*WHAT IS REQUIRED*.
Images embedded in the records are excluded; print everything else exactly as given.

________________________

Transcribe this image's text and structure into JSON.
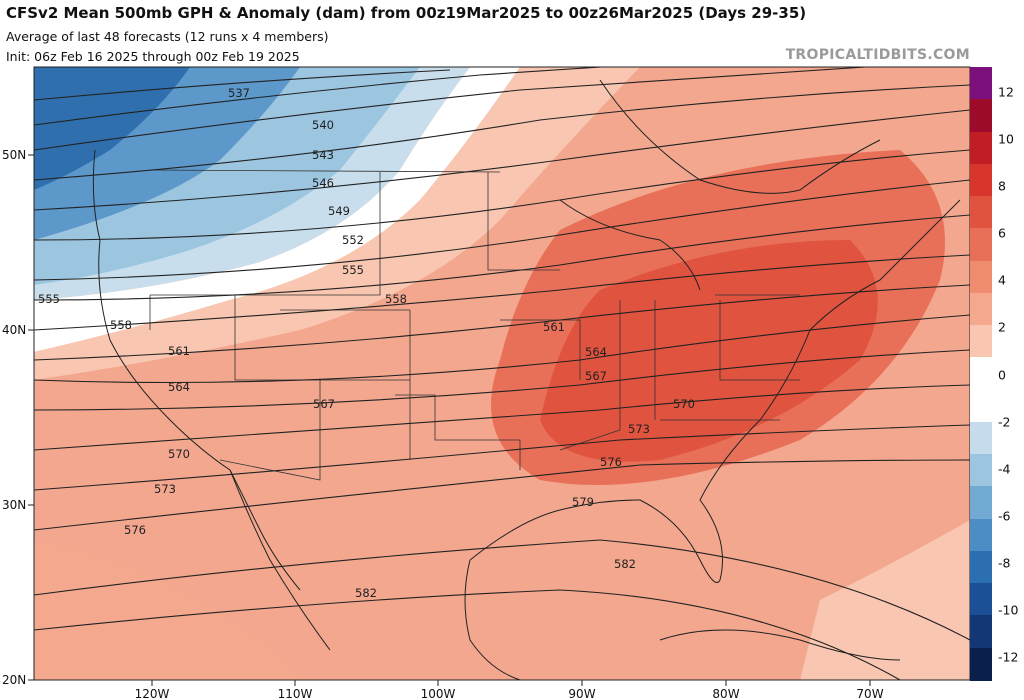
{
  "header": {
    "title": "CFSv2 Mean 500mb GPH & Anomaly (dam) from 00z19Mar2025 to 00z26Mar2025 (Days 29-35)",
    "subtitle_line1": "Average of last 48 forecasts (12 runs x 4 members)",
    "subtitle_line2": "Init: 06z Feb 16 2025 through 00z Feb 19 2025",
    "credit": "TROPICALTIDBITS.COM"
  },
  "map": {
    "lat_labels": [
      "50N",
      "40N",
      "30N",
      "20N"
    ],
    "lon_labels": [
      "120W",
      "110W",
      "100W",
      "90W",
      "80W",
      "70W"
    ],
    "contour_labels": [
      "537",
      "540",
      "543",
      "546",
      "549",
      "552",
      "555",
      "555",
      "558",
      "558",
      "561",
      "561",
      "564",
      "564",
      "567",
      "567",
      "570",
      "570",
      "573",
      "573",
      "576",
      "576",
      "579",
      "582",
      "582"
    ]
  },
  "colorbar": {
    "labels": [
      "12",
      "10",
      "8",
      "6",
      "4",
      "2",
      "0",
      "-2",
      "-4",
      "-6",
      "-8",
      "-10",
      "-12"
    ],
    "colors": [
      "#7b0f7c",
      "#9c0b2a",
      "#c01e24",
      "#d8362d",
      "#e0533f",
      "#e87058",
      "#ef8b6e",
      "#f4a88d",
      "#f9c7b1",
      "#ffffff",
      "#ffffff",
      "#c6dcec",
      "#9cc5e0",
      "#72aad3",
      "#4b8dc4",
      "#2b6fb0",
      "#1b5096",
      "#133775",
      "#0b1f4d"
    ]
  },
  "icons": [
    "contour-line",
    "state-border",
    "coastline"
  ]
}
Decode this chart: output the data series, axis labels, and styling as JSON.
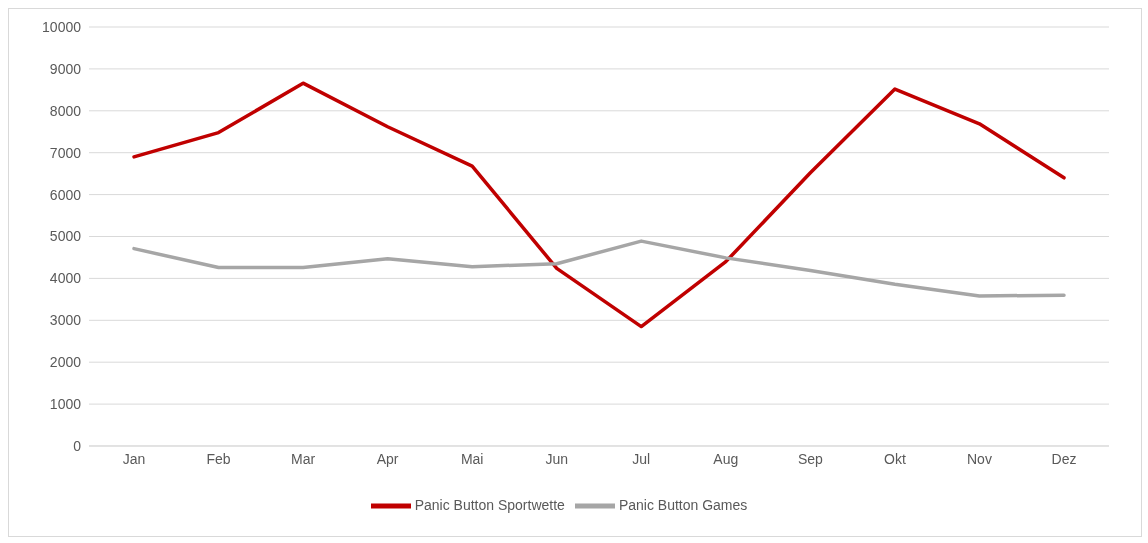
{
  "chart_data": {
    "type": "line",
    "categories": [
      "Jan",
      "Feb",
      "Mar",
      "Apr",
      "Mai",
      "Jun",
      "Jul",
      "Aug",
      "Sep",
      "Okt",
      "Nov",
      "Dez"
    ],
    "series": [
      {
        "name": "Panic Button Sportwette",
        "color": "#c00000",
        "values": [
          6900,
          7480,
          8660,
          7620,
          6680,
          4240,
          2850,
          4400,
          6520,
          8520,
          7690,
          6400
        ]
      },
      {
        "name": "Panic Button Games",
        "color": "#a6a6a6",
        "values": [
          4710,
          4260,
          4260,
          4470,
          4280,
          4350,
          4890,
          4490,
          4190,
          3860,
          3580,
          3600
        ]
      }
    ],
    "ylim": [
      0,
      10000
    ],
    "yticks": [
      0,
      1000,
      2000,
      3000,
      4000,
      5000,
      6000,
      7000,
      8000,
      9000,
      10000
    ],
    "grid": "y",
    "legend": "bottom",
    "marker": "none",
    "line_style": "solid"
  }
}
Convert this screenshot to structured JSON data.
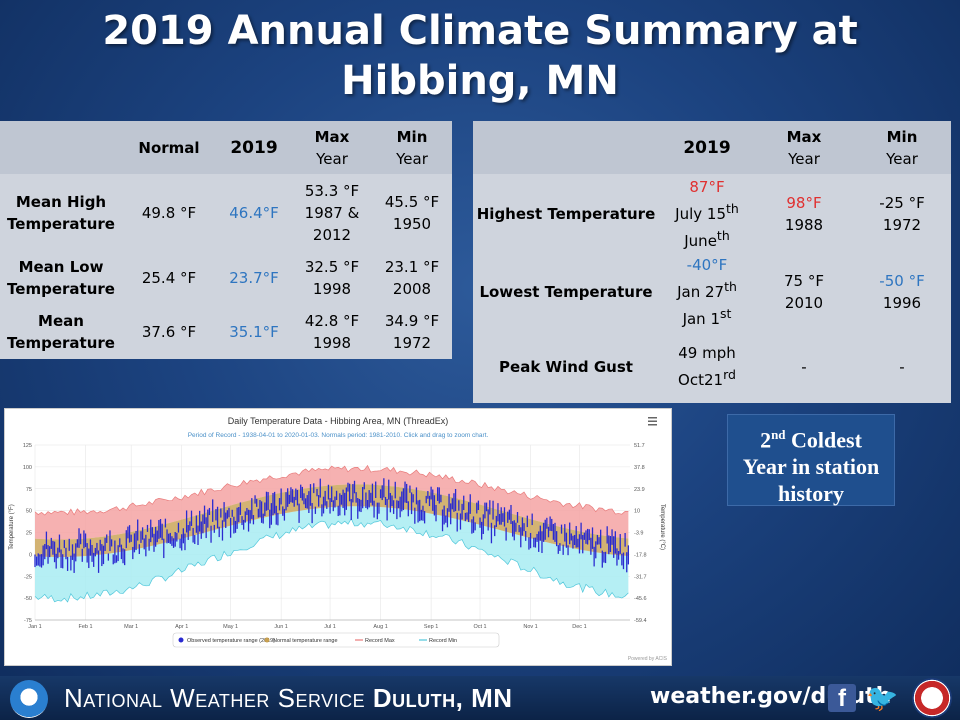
{
  "title": {
    "line1": "2019 Annual Climate Summary at",
    "line2": "Hibbing, MN"
  },
  "left_table": {
    "headers": {
      "normal": "Normal",
      "year": "2019",
      "max_a": "Max",
      "max_b": "Year",
      "min_a": "Min",
      "min_b": "Year"
    },
    "rows": [
      {
        "l1": "Mean High",
        "l2": "Temperature",
        "normal": "49.8 °F",
        "year": "46.4°F",
        "max1": "53.3 °F",
        "max2": "1987 &",
        "max3": "2012",
        "min1": "45.5 °F",
        "min2": "1950"
      },
      {
        "l1": "Mean Low",
        "l2": "Temperature",
        "normal": "25.4 °F",
        "year": "23.7°F",
        "max1": "32.5 °F",
        "max2": "1998",
        "max3": "",
        "min1": "23.1 °F",
        "min2": "2008"
      },
      {
        "l1": "Mean",
        "l2": "Temperature",
        "normal": "37.6 °F",
        "year": "35.1°F",
        "max1": "42.8 °F",
        "max2": "1998",
        "max3": "",
        "min1": "34.9 °F",
        "min2": "1972"
      }
    ]
  },
  "right_table": {
    "headers": {
      "year": "2019",
      "max_a": "Max",
      "max_b": "Year",
      "min_a": "Min",
      "min_b": "Year"
    },
    "rows": [
      {
        "label": "Highest Temperature",
        "y1": "87°F",
        "y2a": "July 15",
        "y2s": "th",
        "y3a": "June",
        "y3s": "th",
        "max1": "98°F",
        "max2": "1988",
        "min1": "-25 °F",
        "min2": "1972"
      },
      {
        "label": "Lowest Temperature",
        "y1": "-40°F",
        "y2a": "Jan 27",
        "y2s": "th",
        "y3a": "Jan 1",
        "y3s": "st",
        "max1": "75 °F",
        "max2": "2010",
        "min1": "-50 °F",
        "min2": "1996"
      },
      {
        "label": "Peak Wind Gust",
        "y1": "49 mph",
        "y2a": "Oct21",
        "y2s": "rd",
        "max1": "-",
        "min1": "-"
      }
    ]
  },
  "chart_data": {
    "type": "area",
    "title": "Daily Temperature Data - Hibbing Area, MN (ThreadEx)",
    "subtitle": "Period of Record - 1938-04-01 to 2020-01-03. Normals period: 1981-2010. Click and drag to zoom chart.",
    "ylabel_left": "Temperature (°F)",
    "ylabel_right": "Temperature (°C)",
    "ylim": [
      -75,
      125
    ],
    "y_ticks": [
      125,
      100,
      75,
      50,
      25,
      0,
      -25,
      -50,
      -75
    ],
    "y_ticks_right": [
      "51.7",
      "37.8",
      "23.9",
      "10",
      "-3.9",
      "-17.8",
      "-31.7",
      "-45.6",
      "-59.4"
    ],
    "x_ticks": [
      "Jan 1",
      "Feb 1",
      "Mar 1",
      "Apr 1",
      "May 1",
      "Jun 1",
      "Jul 1",
      "Aug 1",
      "Sep 1",
      "Oct 1",
      "Nov 1",
      "Dec 1"
    ],
    "x_tick_days": [
      0,
      31,
      59,
      90,
      120,
      151,
      181,
      212,
      243,
      273,
      304,
      334
    ],
    "legend": [
      "Observed temperature range (2019)",
      "Normal temperature range",
      "Record Max",
      "Record Min"
    ],
    "legend_position": "bottom",
    "grid": true,
    "credit": "Powered by ACIS",
    "menu_icon": "hamburger-icon",
    "colors": {
      "observed": "#2a2ad0",
      "normal": "#c8a050",
      "record_max": "#f5a3a3",
      "record_min": "#a8ecf2"
    },
    "normal_high": {
      "min": 17,
      "max": 80
    },
    "normal_low": {
      "min": -3,
      "max": 55
    },
    "record_max": {
      "min": 48,
      "max": 98
    },
    "record_min": {
      "min": -50,
      "max": 36
    },
    "observed_2019": {
      "min": -40,
      "max": 87
    }
  },
  "badge": {
    "ordinal": "2",
    "suffix": "nd",
    "line1": "Coldest",
    "line2": "Year in station",
    "line3": "history"
  },
  "footer": {
    "org": "National Weather Service",
    "office": "Duluth, MN",
    "url": "weather.gov/duluth",
    "facebook_icon": "f",
    "twitter_icon": "🐦"
  },
  "icons": {
    "noaa": "noaa-logo-icon",
    "nws": "nws-logo-icon",
    "facebook": "facebook-icon",
    "twitter": "twitter-icon"
  }
}
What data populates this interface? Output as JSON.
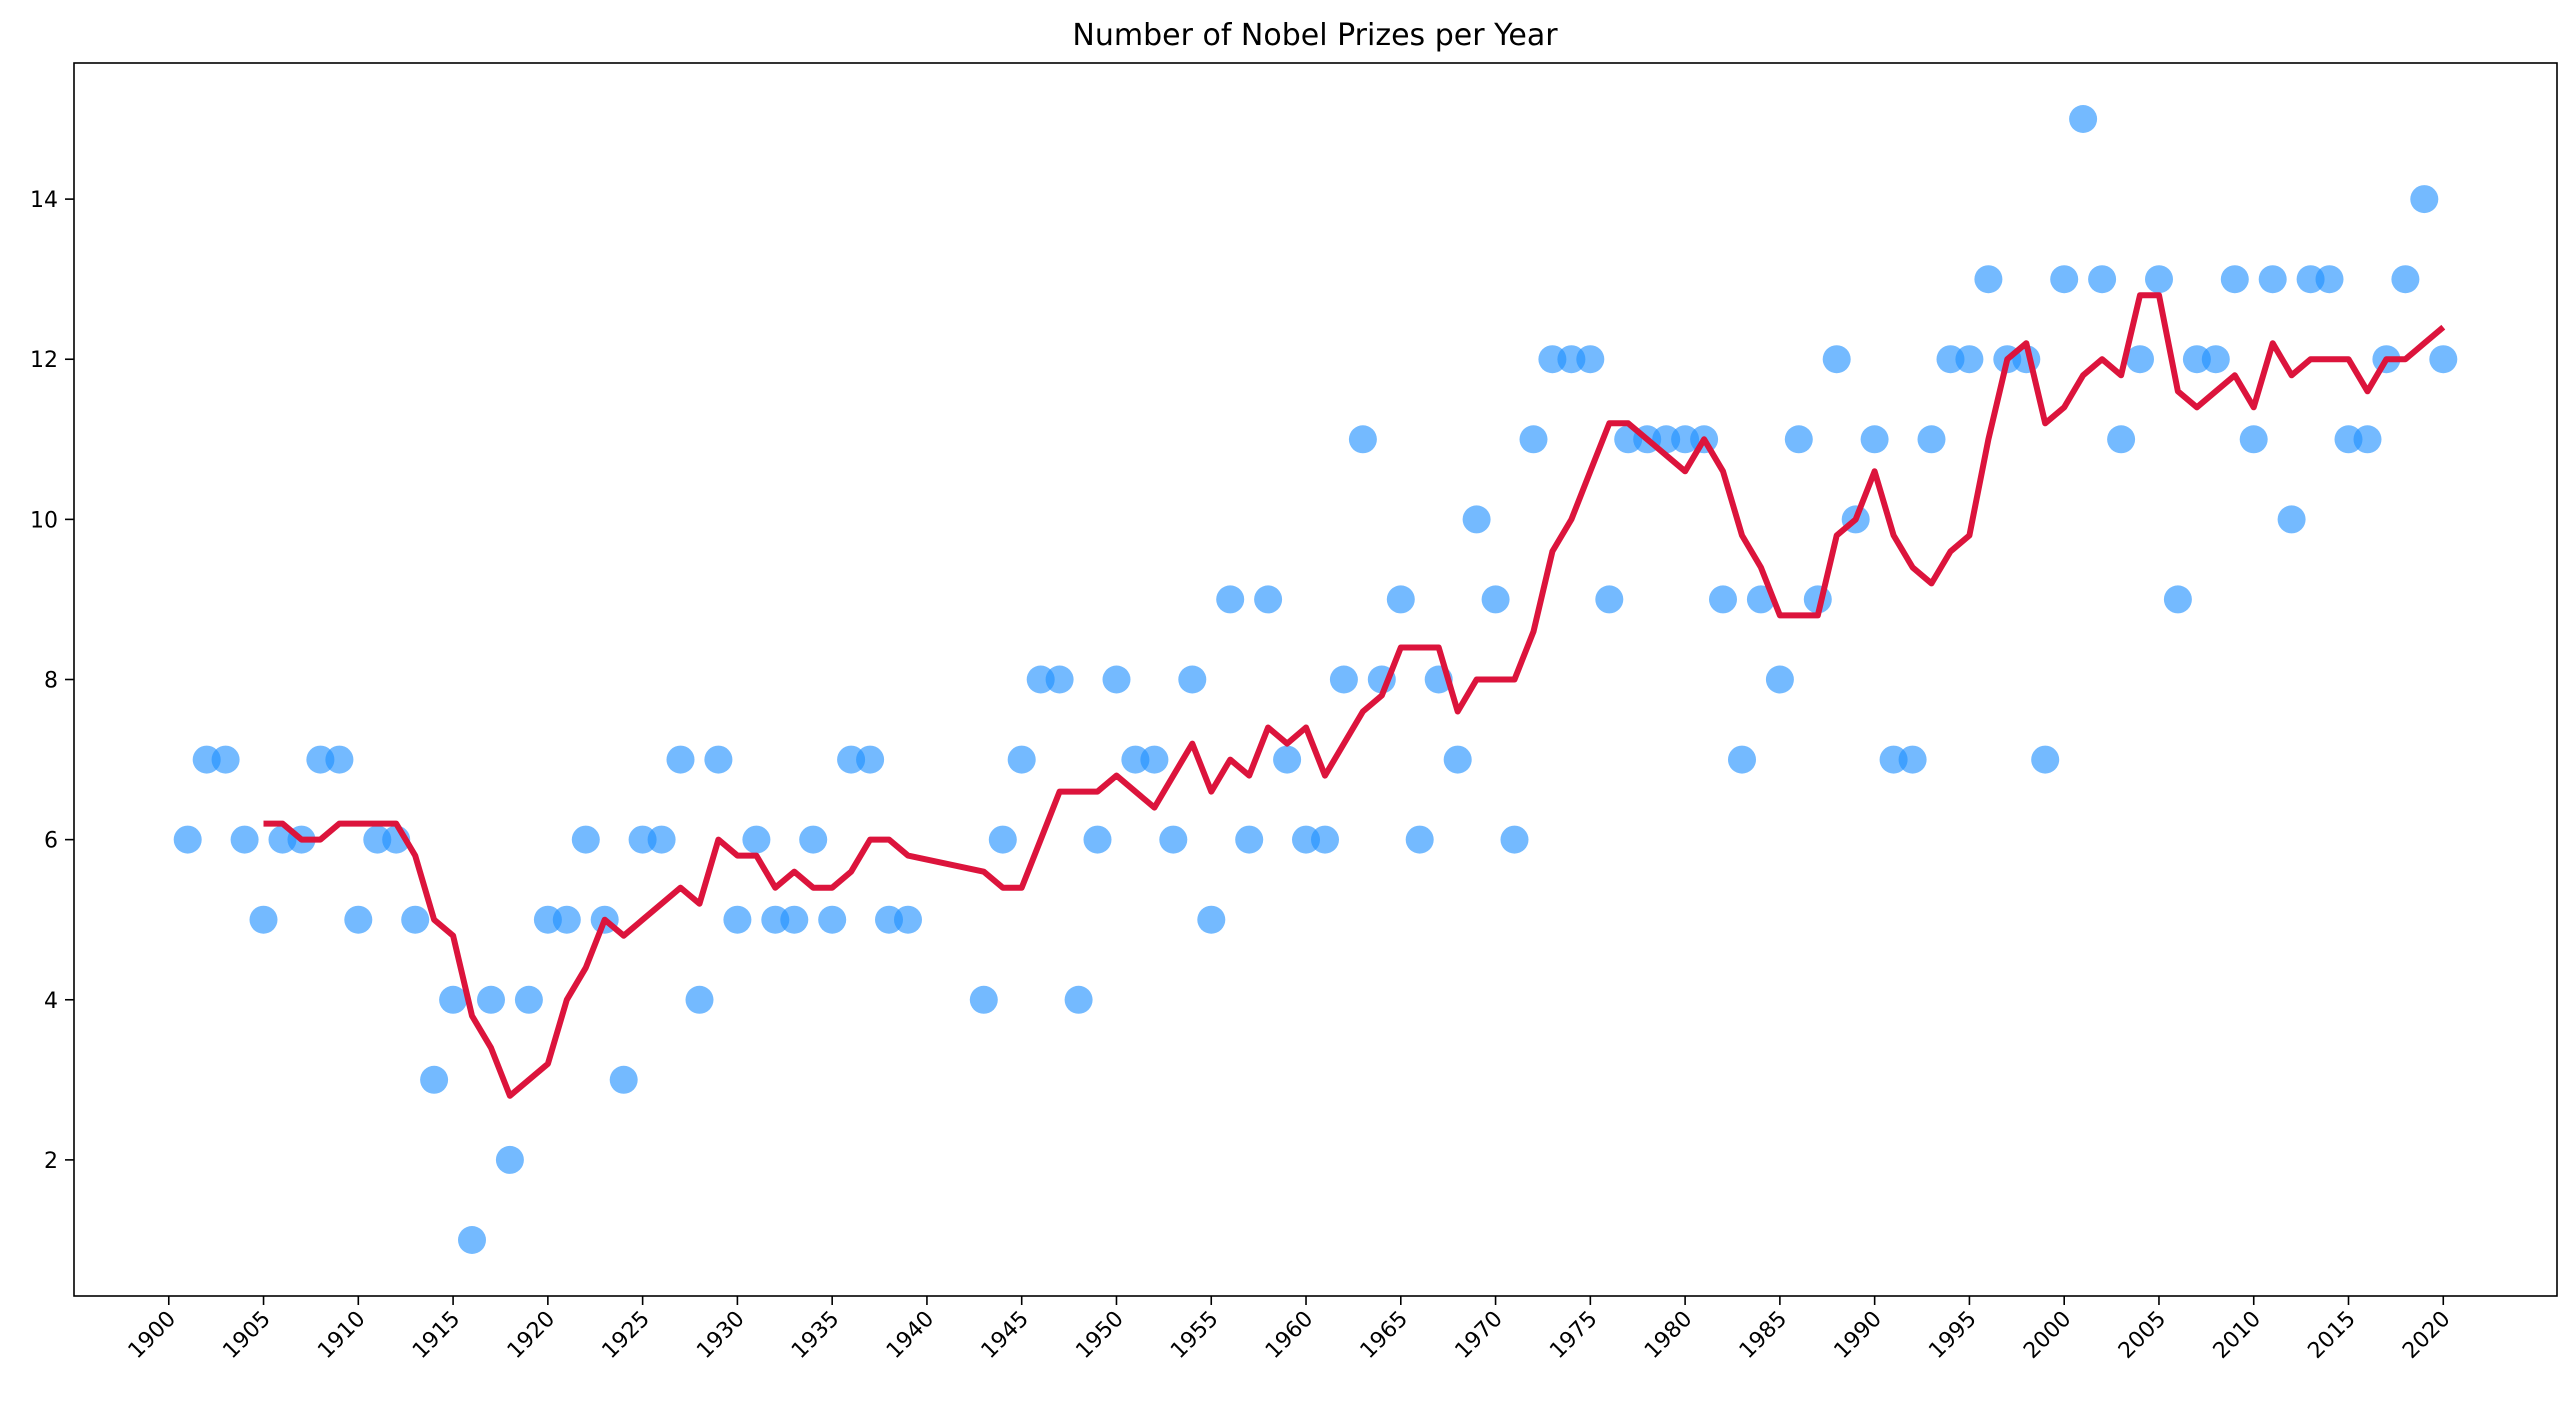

________________________

*THE REPLY*.
Transcribe this image's text and structure into JSON.
{
  "header": {
    "title": "CFSv2 Mean 500mb GPH & Anomaly (dam) from 00z19Mar2025 to 00z26Mar2025 (Days 29-35)",
    "subtitle_line1": "Average of last 48 forecasts (12 runs x 4 members)",
    "subtitle_line2": "Init: 06z Feb 16 2025 through 00z Feb 19 2025",
    "credit": "TROPICALTIDBITS.COM"
  },
  "map": {
    "lat_labels": [
      "50N",
      "40N",
      "30N",
      "20N"
    ],
    "lon_labels": [
      "120W",
      "110W",
      "100W",
      "90W",
      "80W",
      "70W"
    ],
    "contour_labels": [
      "537",
      "540",
      "543",
      "546",
      "549",
      "552",
      "555",
      "555",
      "558",
      "558",
      "561",
      "561",
      "564",
      "564",
      "567",
      "567",
      "570",
      "570",
      "573",
      "573",
      "576",
      "576",
      "579",
      "582",
      "582"
    ]
  },
  "colorbar": {
    "labels": [
      "12",
      "10",
      "8",
      "6",
      "4",
      "2",
      "0",
      "-2",
      "-4",
      "-6",
      "-8",
      "-10",
      "-12"
    ],
    "colors": [
      "#7b0f7c",
      "#9c0b2a",
      "#c01e24",
      "#d8362d",
      "#e0533f",
      "#e87058",
      "#ef8b6e",
      "#f4a88d",
      "#f9c7b1",
      "#ffffff",
      "#ffffff",
      "#c6dcec",
      "#9cc5e0",
      "#72aad3",
      "#4b8dc4",
      "#2b6fb0",
      "#1b5096",
      "#133775",
      "#0b1f4d"
    ]
  },
  "icons": [
    "contour-line",
    "state-border",
    "coastline"
  ]
}
Decode this chart: output the data series, axis labels, and styling as JSON.
{
  "chart_data": {
    "type": "line",
    "categories": [
      "Jan",
      "Feb",
      "Mar",
      "Apr",
      "Mai",
      "Jun",
      "Jul",
      "Aug",
      "Sep",
      "Okt",
      "Nov",
      "Dez"
    ],
    "series": [
      {
        "name": "Panic Button Sportwette",
        "color": "#c00000",
        "values": [
          6900,
          7480,
          8660,
          7620,
          6680,
          4240,
          2850,
          4400,
          6520,
          8520,
          7690,
          6400
        ]
      },
      {
        "name": "Panic Button Games",
        "color": "#a6a6a6",
        "values": [
          4710,
          4260,
          4260,
          4470,
          4280,
          4350,
          4890,
          4490,
          4190,
          3860,
          3580,
          3600
        ]
      }
    ],
    "ylim": [
      0,
      10000
    ],
    "yticks": [
      0,
      1000,
      2000,
      3000,
      4000,
      5000,
      6000,
      7000,
      8000,
      9000,
      10000
    ],
    "grid": "y",
    "legend": "bottom",
    "marker": "none",
    "line_style": "solid"
  }
}
Convert this screenshot to structured JSON data.
{
  "title": {
    "line1": "2019 Annual Climate Summary at",
    "line2": "Hibbing, MN"
  },
  "left_table": {
    "headers": {
      "normal": "Normal",
      "year": "2019",
      "max_a": "Max",
      "max_b": "Year",
      "min_a": "Min",
      "min_b": "Year"
    },
    "rows": [
      {
        "l1": "Mean High",
        "l2": "Temperature",
        "normal": "49.8 °F",
        "year": "46.4°F",
        "max1": "53.3 °F",
        "max2": "1987 &",
        "max3": "2012",
        "min1": "45.5 °F",
        "min2": "1950"
      },
      {
        "l1": "Mean Low",
        "l2": "Temperature",
        "normal": "25.4 °F",
        "year": "23.7°F",
        "max1": "32.5 °F",
        "max2": "1998",
        "max3": "",
        "min1": "23.1 °F",
        "min2": "2008"
      },
      {
        "l1": "Mean",
        "l2": "Temperature",
        "normal": "37.6 °F",
        "year": "35.1°F",
        "max1": "42.8 °F",
        "max2": "1998",
        "max3": "",
        "min1": "34.9 °F",
        "min2": "1972"
      }
    ]
  },
  "right_table": {
    "headers": {
      "year": "2019",
      "max_a": "Max",
      "max_b": "Year",
      "min_a": "Min",
      "min_b": "Year"
    },
    "rows": [
      {
        "label": "Highest Temperature",
        "y1": "87°F",
        "y2a": "July 15",
        "y2s": "th",
        "y3a": "June",
        "y3s": "th",
        "max1": "98°F",
        "max2": "1988",
        "min1": "-25 °F",
        "min2": "1972"
      },
      {
        "label": "Lowest Temperature",
        "y1": "-40°F",
        "y2a": "Jan 27",
        "y2s": "th",
        "y3a": "Jan 1",
        "y3s": "st",
        "max1": "75 °F",
        "max2": "2010",
        "min1": "-50 °F",
        "min2": "1996"
      },
      {
        "label": "Peak Wind Gust",
        "y1": "49 mph",
        "y2a": "Oct21",
        "y2s": "rd",
        "max1": "-",
        "min1": "-"
      }
    ]
  },
  "chart_data": {
    "type": "area",
    "title": "Daily Temperature Data - Hibbing Area, MN (ThreadEx)",
    "subtitle": "Period of Record - 1938-04-01 to 2020-01-03. Normals period: 1981-2010. Click and drag to zoom chart.",
    "ylabel_left": "Temperature (°F)",
    "ylabel_right": "Temperature (°C)",
    "ylim": [
      -75,
      125
    ],
    "y_ticks": [
      125,
      100,
      75,
      50,
      25,
      0,
      -25,
      -50,
      -75
    ],
    "y_ticks_right": [
      "51.7",
      "37.8",
      "23.9",
      "10",
      "-3.9",
      "-17.8",
      "-31.7",
      "-45.6",
      "-59.4"
    ],
    "x_ticks": [
      "Jan 1",
      "Feb 1",
      "Mar 1",
      "Apr 1",
      "May 1",
      "Jun 1",
      "Jul 1",
      "Aug 1",
      "Sep 1",
      "Oct 1",
      "Nov 1",
      "Dec 1"
    ],
    "x_tick_days": [
      0,
      31,
      59,
      90,
      120,
      151,
      181,
      212,
      243,
      273,
      304,
      334
    ],
    "legend": [
      "Observed temperature range (2019)",
      "Normal temperature range",
      "Record Max",
      "Record Min"
    ],
    "legend_position": "bottom",
    "grid": true,
    "credit": "Powered by ACIS",
    "menu_icon": "hamburger-icon",
    "colors": {
      "observed": "#2a2ad0",
      "normal": "#c8a050",
      "record_max": "#f5a3a3",
      "record_min": "#a8ecf2"
    },
    "normal_high": {
      "min": 17,
      "max": 80
    },
    "normal_low": {
      "min": -3,
      "max": 55
    },
    "record_max": {
      "min": 48,
      "max": 98
    },
    "record_min": {
      "min": -50,
      "max": 36
    },
    "observed_2019": {
      "min": -40,
      "max": 87
    }
  },
  "badge": {
    "ordinal": "2",
    "suffix": "nd",
    "line1": "Coldest",
    "line2": "Year in station",
    "line3": "history"
  },
  "footer": {
    "org": "National Weather Service",
    "office": "Duluth, MN",
    "url": "weather.gov/duluth",
    "facebook_icon": "f",
    "twitter_icon": "🐦"
  },
  "icons": {
    "noaa": "noaa-logo-icon",
    "nws": "nws-logo-icon",
    "facebook": "facebook-icon",
    "twitter": "twitter-icon"
  }
}
What data populates this interface? Output as JSON.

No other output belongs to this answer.